#### [YOUR OBJECTIVE]
Write out all entries word for word.

#### [RECORD EXTRACTS]
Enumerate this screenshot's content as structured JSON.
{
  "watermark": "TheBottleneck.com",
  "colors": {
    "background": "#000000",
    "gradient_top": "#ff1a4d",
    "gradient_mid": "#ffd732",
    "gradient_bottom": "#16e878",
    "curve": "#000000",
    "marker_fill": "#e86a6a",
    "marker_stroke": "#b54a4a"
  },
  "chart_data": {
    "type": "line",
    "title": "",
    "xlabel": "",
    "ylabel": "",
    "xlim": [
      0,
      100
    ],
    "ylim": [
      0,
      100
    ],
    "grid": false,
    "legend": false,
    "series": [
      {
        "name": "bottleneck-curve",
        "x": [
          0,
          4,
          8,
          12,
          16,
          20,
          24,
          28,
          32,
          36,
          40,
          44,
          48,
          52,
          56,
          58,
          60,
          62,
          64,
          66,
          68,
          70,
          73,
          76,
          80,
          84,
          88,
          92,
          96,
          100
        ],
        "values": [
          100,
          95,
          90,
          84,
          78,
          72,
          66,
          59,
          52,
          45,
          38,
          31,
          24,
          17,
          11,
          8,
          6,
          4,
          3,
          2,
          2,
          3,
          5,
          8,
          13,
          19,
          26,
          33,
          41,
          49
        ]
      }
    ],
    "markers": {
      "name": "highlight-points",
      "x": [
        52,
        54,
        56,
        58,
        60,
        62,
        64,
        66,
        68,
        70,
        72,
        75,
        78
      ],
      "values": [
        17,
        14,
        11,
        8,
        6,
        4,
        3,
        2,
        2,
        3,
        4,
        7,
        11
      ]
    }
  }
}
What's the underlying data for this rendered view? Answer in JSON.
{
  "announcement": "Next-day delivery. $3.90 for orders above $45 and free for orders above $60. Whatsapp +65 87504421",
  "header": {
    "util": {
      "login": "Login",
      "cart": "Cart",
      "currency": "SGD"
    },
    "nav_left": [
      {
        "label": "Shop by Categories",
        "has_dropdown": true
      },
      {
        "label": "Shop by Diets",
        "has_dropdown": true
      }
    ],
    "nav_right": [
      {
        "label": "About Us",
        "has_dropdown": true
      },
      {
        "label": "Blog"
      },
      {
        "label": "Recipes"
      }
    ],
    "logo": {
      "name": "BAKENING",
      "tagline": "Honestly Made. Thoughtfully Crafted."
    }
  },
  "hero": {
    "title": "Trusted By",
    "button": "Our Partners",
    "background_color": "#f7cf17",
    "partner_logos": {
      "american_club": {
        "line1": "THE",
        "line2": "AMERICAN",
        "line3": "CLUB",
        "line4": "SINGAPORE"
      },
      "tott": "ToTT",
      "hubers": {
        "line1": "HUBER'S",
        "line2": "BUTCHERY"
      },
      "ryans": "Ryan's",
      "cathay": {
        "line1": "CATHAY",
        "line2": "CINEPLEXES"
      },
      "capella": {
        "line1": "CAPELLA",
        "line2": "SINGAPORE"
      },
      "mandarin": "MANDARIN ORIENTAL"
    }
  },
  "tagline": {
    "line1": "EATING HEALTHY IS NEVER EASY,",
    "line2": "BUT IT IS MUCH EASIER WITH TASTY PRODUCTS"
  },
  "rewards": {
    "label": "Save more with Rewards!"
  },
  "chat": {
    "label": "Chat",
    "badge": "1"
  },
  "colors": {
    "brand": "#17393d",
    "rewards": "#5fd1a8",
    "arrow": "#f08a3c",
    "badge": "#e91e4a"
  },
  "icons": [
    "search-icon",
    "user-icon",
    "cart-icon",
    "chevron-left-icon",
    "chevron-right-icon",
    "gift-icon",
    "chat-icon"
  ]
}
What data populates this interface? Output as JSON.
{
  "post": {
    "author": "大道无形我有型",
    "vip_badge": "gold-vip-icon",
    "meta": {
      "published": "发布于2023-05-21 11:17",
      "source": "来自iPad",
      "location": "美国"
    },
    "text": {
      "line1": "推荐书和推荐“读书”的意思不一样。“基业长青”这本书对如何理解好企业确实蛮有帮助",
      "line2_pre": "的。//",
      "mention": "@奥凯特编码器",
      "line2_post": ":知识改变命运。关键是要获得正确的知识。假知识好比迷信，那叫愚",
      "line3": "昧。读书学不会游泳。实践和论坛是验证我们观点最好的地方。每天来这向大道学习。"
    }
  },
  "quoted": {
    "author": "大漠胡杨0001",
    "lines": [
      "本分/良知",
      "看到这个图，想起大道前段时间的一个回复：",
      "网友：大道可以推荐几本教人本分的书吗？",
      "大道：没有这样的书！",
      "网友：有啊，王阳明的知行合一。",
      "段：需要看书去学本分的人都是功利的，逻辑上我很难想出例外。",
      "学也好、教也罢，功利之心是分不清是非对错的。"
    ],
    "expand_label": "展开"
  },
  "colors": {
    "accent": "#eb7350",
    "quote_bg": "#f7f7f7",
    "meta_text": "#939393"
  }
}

#### [ANSWER TO THIS PROBLEM]
Enumerate this screenshot's content as structured JSON.
{
  "watermark": "TheBottleneck.com",
  "colors": {
    "background": "#000000",
    "gradient_top": "#ff1a4d",
    "gradient_mid": "#ffd732",
    "gradient_bottom": "#16e878",
    "curve": "#000000",
    "marker_fill": "#e86a6a",
    "marker_stroke": "#b54a4a"
  },
  "chart_data": {
    "type": "line",
    "title": "",
    "xlabel": "",
    "ylabel": "",
    "xlim": [
      0,
      100
    ],
    "ylim": [
      0,
      100
    ],
    "grid": false,
    "legend": false,
    "series": [
      {
        "name": "bottleneck-curve",
        "x": [
          0,
          4,
          8,
          12,
          16,
          20,
          24,
          28,
          32,
          36,
          40,
          44,
          48,
          52,
          56,
          58,
          60,
          62,
          64,
          66,
          68,
          70,
          73,
          76,
          80,
          84,
          88,
          92,
          96,
          100
        ],
        "values": [
          100,
          95,
          90,
          84,
          78,
          72,
          66,
          59,
          52,
          45,
          38,
          31,
          24,
          17,
          11,
          8,
          6,
          4,
          3,
          2,
          2,
          3,
          5,
          8,
          13,
          19,
          26,
          33,
          41,
          49
        ]
      }
    ],
    "markers": {
      "name": "highlight-points",
      "x": [
        52,
        54,
        56,
        58,
        60,
        62,
        64,
        66,
        68,
        70,
        72,
        75,
        78
      ],
      "values": [
        17,
        14,
        11,
        8,
        6,
        4,
        3,
        2,
        2,
        3,
        4,
        7,
        11
      ]
    }
  }
}
What's the underlying data for this rendered view? Answer in JSON.
{
  "announcement": "Next-day delivery. $3.90 for orders above $45 and free for orders above $60. Whatsapp +65 87504421",
  "header": {
    "util": {
      "login": "Login",
      "cart": "Cart",
      "currency": "SGD"
    },
    "nav_left": [
      {
        "label": "Shop by Categories",
        "has_dropdown": true
      },
      {
        "label": "Shop by Diets",
        "has_dropdown": true
      }
    ],
    "nav_right": [
      {
        "label": "About Us",
        "has_dropdown": true
      },
      {
        "label": "Blog"
      },
      {
        "label": "Recipes"
      }
    ],
    "logo": {
      "name": "BAKENING",
      "tagline": "Honestly Made. Thoughtfully Crafted."
    }
  },
  "hero": {
    "title": "Trusted By",
    "button": "Our Partners",
    "background_color": "#f7cf17",
    "partner_logos": {
      "american_club": {
        "line1": "THE",
        "line2": "AMERICAN",
        "line3": "CLUB",
        "line4": "SINGAPORE"
      },
      "tott": "ToTT",
      "hubers": {
        "line1": "HUBER'S",
        "line2": "BUTCHERY"
      },
      "ryans": "Ryan's",
      "cathay": {
        "line1": "CATHAY",
        "line2": "CINEPLEXES"
      },
      "capella": {
        "line1": "CAPELLA",
        "line2": "SINGAPORE"
      },
      "mandarin": "MANDARIN ORIENTAL"
    }
  },
  "tagline": {
    "line1": "EATING HEALTHY IS NEVER EASY,",
    "line2": "BUT IT IS MUCH EASIER WITH TASTY PRODUCTS"
  },
  "rewards": {
    "label": "Save more with Rewards!"
  },
  "chat": {
    "label": "Chat",
    "badge": "1"
  },
  "colors": {
    "brand": "#17393d",
    "rewards": "#5fd1a8",
    "arrow": "#f08a3c",
    "badge": "#e91e4a"
  },
  "icons": [
    "search-icon",
    "user-icon",
    "cart-icon",
    "chevron-left-icon",
    "chevron-right-icon",
    "gift-icon",
    "chat-icon"
  ]
}
What data populates this interface? Output as JSON.
{
  "post": {
    "author": "大道无形我有型",
    "vip_badge": "gold-vip-icon",
    "meta": {
      "published": "发布于2023-05-21 11:17",
      "source": "来自iPad",
      "location": "美国"
    },
    "text": {
      "line1": "推荐书和推荐“读书”的意思不一样。“基业长青”这本书对如何理解好企业确实蛮有帮助",
      "line2_pre": "的。//",
      "mention": "@奥凯特编码器",
      "line2_post": ":知识改变命运。关键是要获得正确的知识。假知识好比迷信，那叫愚",
      "line3": "昧。读书学不会游泳。实践和论坛是验证我们观点最好的地方。每天来这向大道学习。"
    }
  },
  "quoted": {
    "author": "大漠胡杨0001",
    "lines": [
      "本分/良知",
      "看到这个图，想起大道前段时间的一个回复：",
      "网友：大道可以推荐几本教人本分的书吗？",
      "大道：没有这样的书！",
      "网友：有啊，王阳明的知行合一。",
      "段：需要看书去学本分的人都是功利的，逻辑上我很难想出例外。",
      "学也好、教也罢，功利之心是分不清是非对错的。"
    ],
    "expand_label": "展开"
  },
  "colors": {
    "accent": "#eb7350",
    "quote_bg": "#f7f7f7",
    "meta_text": "#939393"
  }
}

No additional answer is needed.